* Begin Supplied data *

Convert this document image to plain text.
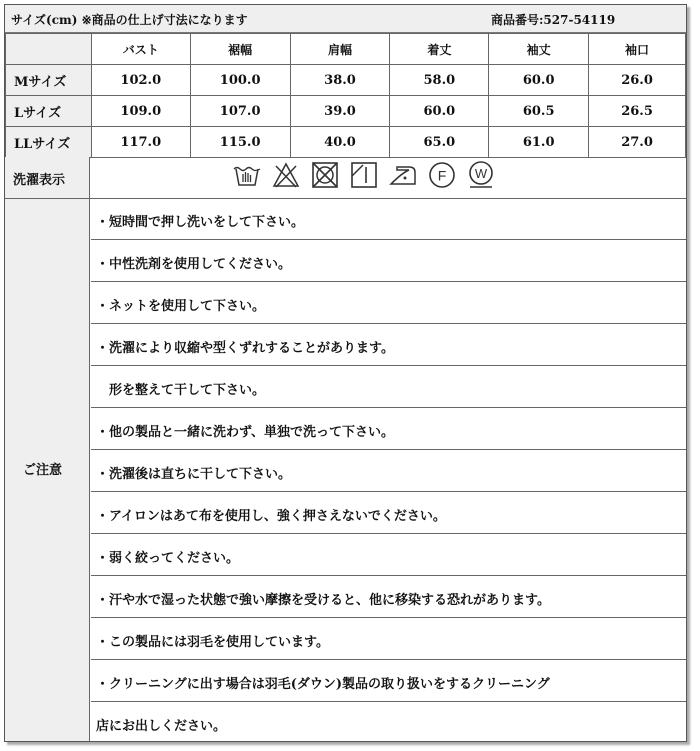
サイズ(cm) ※商品の仕上げ寸法になります	商品番号:527-54119
	バスト	裾幅	肩幅	着丈	袖丈	袖口
Mサイズ	102.0	100.0	38.0	58.0	60.0	26.0
Lサイズ	109.0	107.0	39.0	60.0	60.5	26.5
LLサイズ	117.0	115.0	40.0	65.0	61.0	27.0
洗濯表示	F W
ご注意
・短時間で押し洗いをして下さい。
・中性洗剤を使用してください。
・ネットを使用して下さい。
・洗濯により収縮や型くずれすることがあります。
　形を整えて干して下さい。
・他の製品と一緒に洗わず、単独で洗って下さい。
・洗濯後は直ちに干して下さい。
・アイロンはあて布を使用し、強く押さえないでください。
・弱く絞ってください。
・汗や水で湿った状態で強い摩擦を受けると、他に移染する恐れがあります。
・この製品には羽毛を使用しています。
・クリーニングに出す場合は羽毛(ダウン)製品の取り扱いをするクリーニング
店にお出しください。
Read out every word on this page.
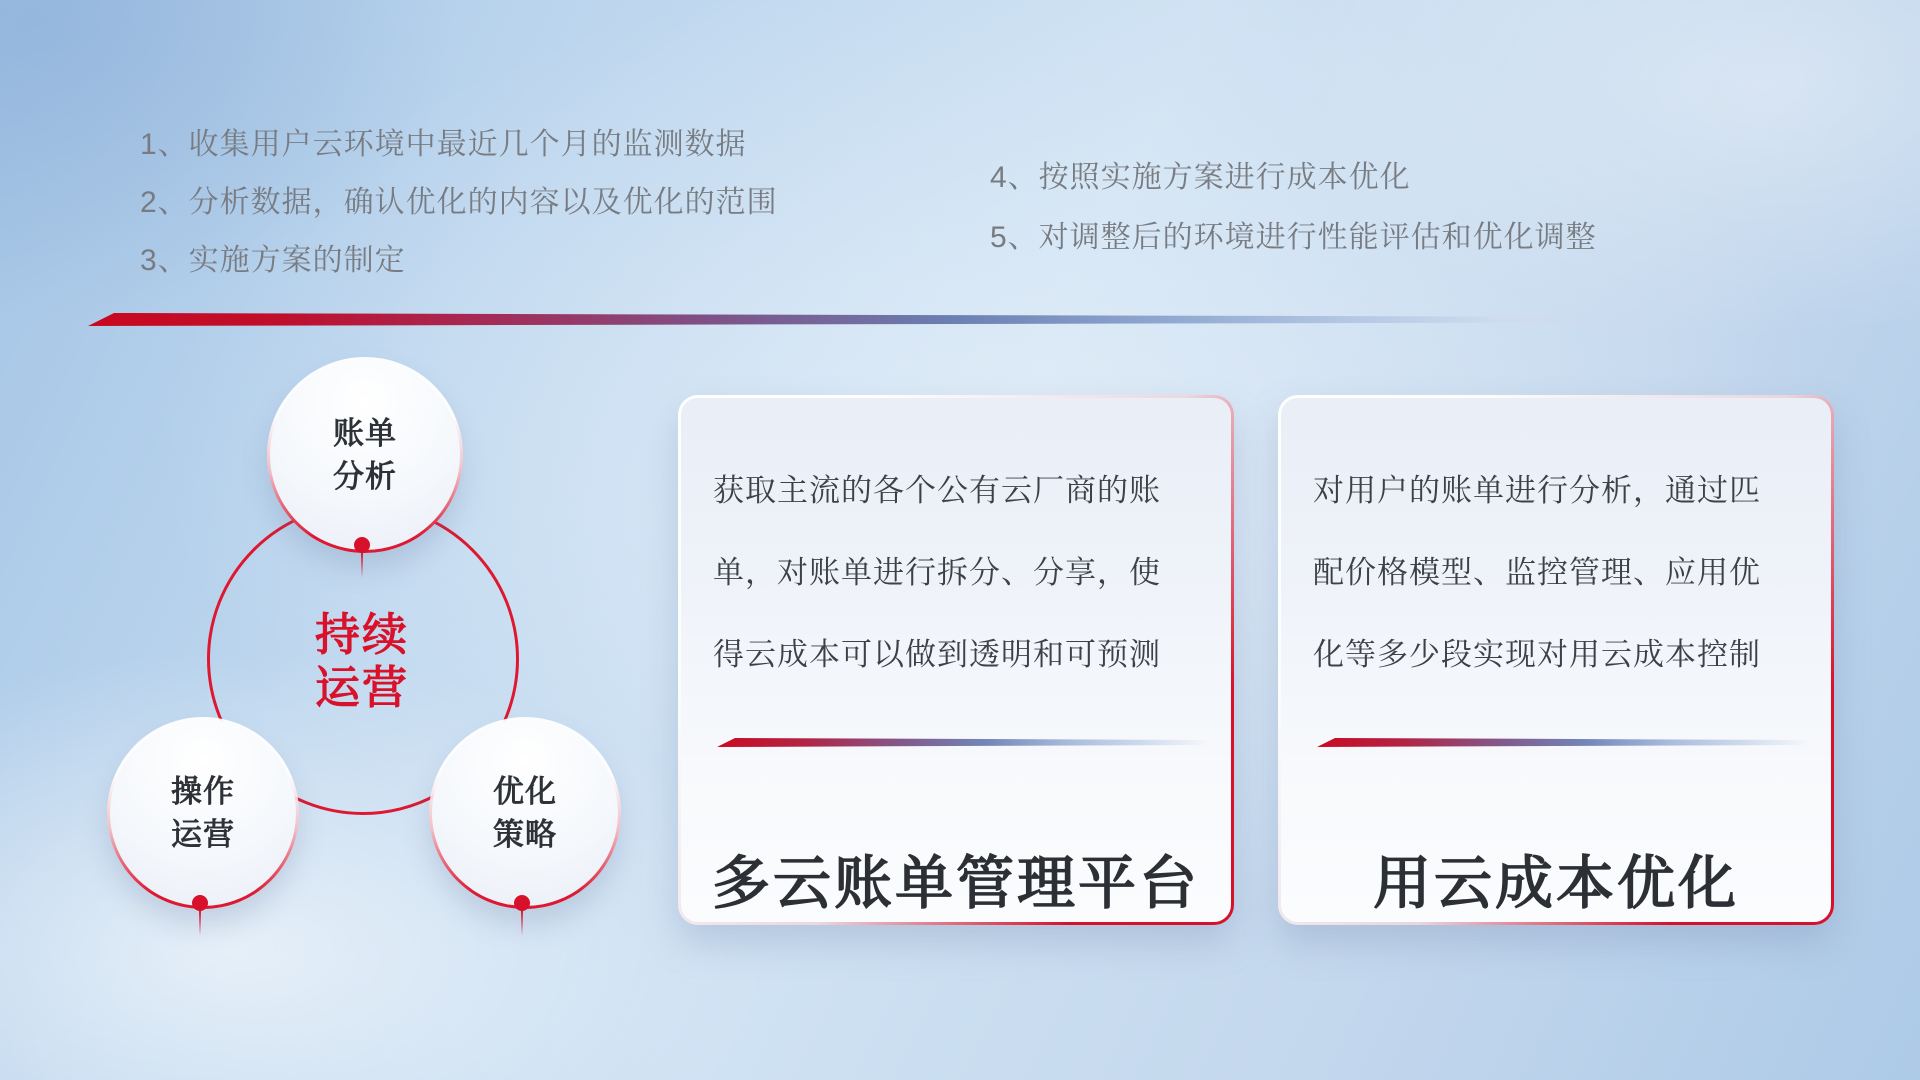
1、收集用户云环境中最近几个月的监测数据
2、分析数据，确认优化的内容以及优化的范围
3、实施方案的制定
4、按照实施方案进行成本优化
5、对调整后的环境进行性能评估和优化调整
持续
运营
账单
分析
操作
运营
优化
策略
获取主流的各个公有云厂商的账
单，对账单进行拆分、分享，使
得云成本可以做到透明和可预测
多云账单管理平台
对用户的账单进行分析，通过匹
配价格模型、监控管理、应用优
化等多少段实现对用云成本控制
用云成本优化
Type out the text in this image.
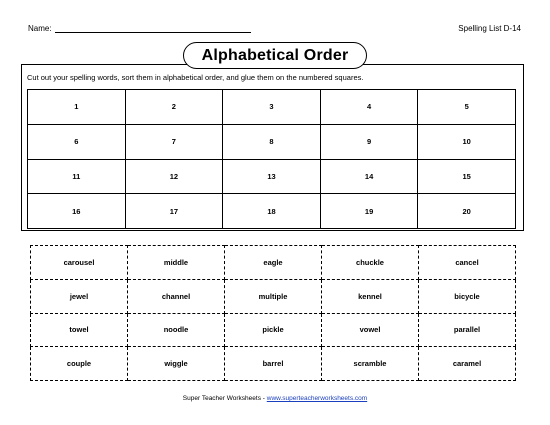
Name:	Spelling List D-14
Alphabetical Order
Cut out your spelling words, sort them in alphabetical order, and glue them on the numbered squares.
1	2	3	4	5
6	7	8	9	10
11	12	13	14	15
16	17	18	19	20
carousel	middle	eagle	chuckle	cancel
jewel	channel	multiple	kennel	bicycle
towel	noodle	pickle	vowel	parallel
couple	wiggle	barrel	scramble	caramel
Super Teacher Worksheets - www.superteacherworksheets.com
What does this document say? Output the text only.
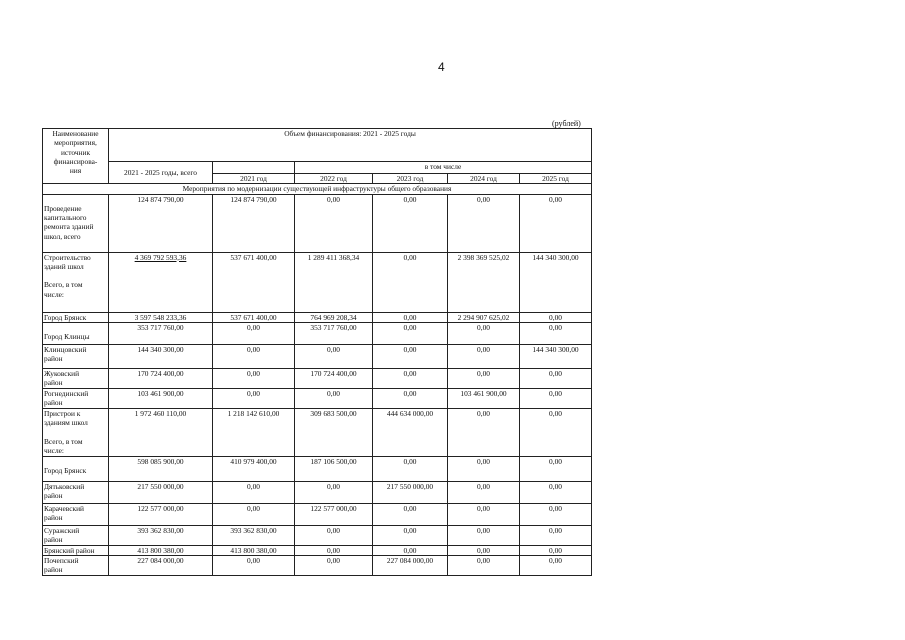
4
(рублей)
Наименование
мероприятия,
источник
финансирова-
ния	Объем финансирования: 2021 - 2025 годы					
	2021 - 2025 годы, всего		в том числе			
		2021 год	2022 год	2023 год	2024 год	2025 год
Мероприятия по модернизации существующей инфраструктуры общего образования						

Проведение
капитального
ремонта зданий
школ, всего	124 874 790,00	124 874 790,00	0,00	0,00	0,00	0,00
Строительство
зданий школ

Всего, в том
числе:	4 369 792 593,36	537 671 400,00	1 289 411 368,34	0,00	2 398 369 525,02	144 340 300,00
Город Брянск	3 597 548 233,36	537 671 400,00	764 969 208,34	0,00	2 294 907 625,02	0,00

Город Клинцы	353 717 760,00	0,00	353 717 760,00	0,00	0,00	0,00
Клинцовский
район	144 340 300,00	0,00	0,00	0,00	0,00	144 340 300,00
Жуковский
район	170 724 400,00	0,00	170 724 400,00	0,00	0,00	0,00
Рогнединский
район	103 461 900,00	0,00	0,00	0,00	103 461 900,00	0,00
Пристрои к
зданиям школ

Всего, в том
числе:	1 972 460 110,00	1 218 142 610,00	309 683 500,00	444 634 000,00	0,00	0,00

Город Брянск	598 085 900,00	410 979 400,00	187 106 500,00	0,00	0,00	0,00
Дятьковский
район	217 550 000,00	0,00	0,00	217 550 000,00	0,00	0,00
Карачевский
район	122 577 000,00	0,00	122 577 000,00	0,00	0,00	0,00
Суражский
район	393 362 830,00	393 362 830,00	0,00	0,00	0,00	0,00
Брянский район	413 800 380,00	413 800 380,00	0,00	0,00	0,00	0,00
Почепский
район	227 084 000,00	0,00	0,00	227 084 000,00	0,00	0,00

* End Supplied data *

Task statement>
Retype the whole listing exactly and leave the pictures out.

Written answer>
Convert this document image to plain text.
サイズ(cm) ※商品の仕上げ寸法になります	商品番号:527-54119
	バスト	裾幅	肩幅	着丈	袖丈	袖口
Mサイズ	102.0	100.0	38.0	58.0	60.0	26.0
Lサイズ	109.0	107.0	39.0	60.0	60.5	26.5
LLサイズ	117.0	115.0	40.0	65.0	61.0	27.0
洗濯表示	F W
ご注意
・短時間で押し洗いをして下さい。
・中性洗剤を使用してください。
・ネットを使用して下さい。
・洗濯により収縮や型くずれすることがあります。
　形を整えて干して下さい。
・他の製品と一緒に洗わず、単独で洗って下さい。
・洗濯後は直ちに干して下さい。
・アイロンはあて布を使用し、強く押さえないでください。
・弱く絞ってください。
・汗や水で湿った状態で強い摩擦を受けると、他に移染する恐れがあります。
・この製品には羽毛を使用しています。
・クリーニングに出す場合は羽毛(ダウン)製品の取り扱いをするクリーニング
店にお出しください。
Read out every word on this page.
1、收集用户云环境中最近几个月的监测数据
2、分析数据，确认优化的内容以及优化的范围
3、实施方案的制定
4、按照实施方案进行成本优化
5、对调整后的环境进行性能评估和优化调整
持续
运营
账单
分析
操作
运营
优化
策略
获取主流的各个公有云厂商的账
单，对账单进行拆分、分享，使
得云成本可以做到透明和可预测
多云账单管理平台
对用户的账单进行分析，通过匹
配价格模型、监控管理、应用优
化等多少段实现对用云成本控制
用云成本优化
Type out the text in this image.
Name:	Spelling List D-14
Alphabetical Order
Cut out your spelling words, sort them in alphabetical order, and glue them on the numbered squares.
1	2	3	4	5
6	7	8	9	10
11	12	13	14	15
16	17	18	19	20
carousel	middle	eagle	chuckle	cancel
jewel	channel	multiple	kennel	bicycle
towel	noodle	pickle	vowel	parallel
couple	wiggle	barrel	scramble	caramel
Super Teacher Worksheets - www.superteacherworksheets.com
What does this document say? Output the text only.
4
(рублей)
Наименование
мероприятия,
источник
финансирова-
ния	Объем финансирования: 2021 - 2025 годы					
	2021 - 2025 годы, всего		в том числе			
		2021 год	2022 год	2023 год	2024 год	2025 год
Мероприятия по модернизации существующей инфраструктуры общего образования						

Проведение
капитального
ремонта зданий
школ, всего	124 874 790,00	124 874 790,00	0,00	0,00	0,00	0,00
Строительство
зданий школ

Всего, в том
числе:	4 369 792 593,36	537 671 400,00	1 289 411 368,34	0,00	2 398 369 525,02	144 340 300,00
Город Брянск	3 597 548 233,36	537 671 400,00	764 969 208,34	0,00	2 294 907 625,02	0,00

Город Клинцы	353 717 760,00	0,00	353 717 760,00	0,00	0,00	0,00
Клинцовский
район	144 340 300,00	0,00	0,00	0,00	0,00	144 340 300,00
Жуковский
район	170 724 400,00	0,00	170 724 400,00	0,00	0,00	0,00
Рогнединский
район	103 461 900,00	0,00	0,00	0,00	103 461 900,00	0,00
Пристрои к
зданиям школ

Всего, в том
числе:	1 972 460 110,00	1 218 142 610,00	309 683 500,00	444 634 000,00	0,00	0,00

Город Брянск	598 085 900,00	410 979 400,00	187 106 500,00	0,00	0,00	0,00
Дятьковский
район	217 550 000,00	0,00	0,00	217 550 000,00	0,00	0,00
Карачевский
район	122 577 000,00	0,00	122 577 000,00	0,00	0,00	0,00
Суражский
район	393 362 830,00	393 362 830,00	0,00	0,00	0,00	0,00
Брянский район	413 800 380,00	413 800 380,00	0,00	0,00	0,00	0,00
Почепский
район	227 084 000,00	0,00	0,00	227 084 000,00	0,00	0,00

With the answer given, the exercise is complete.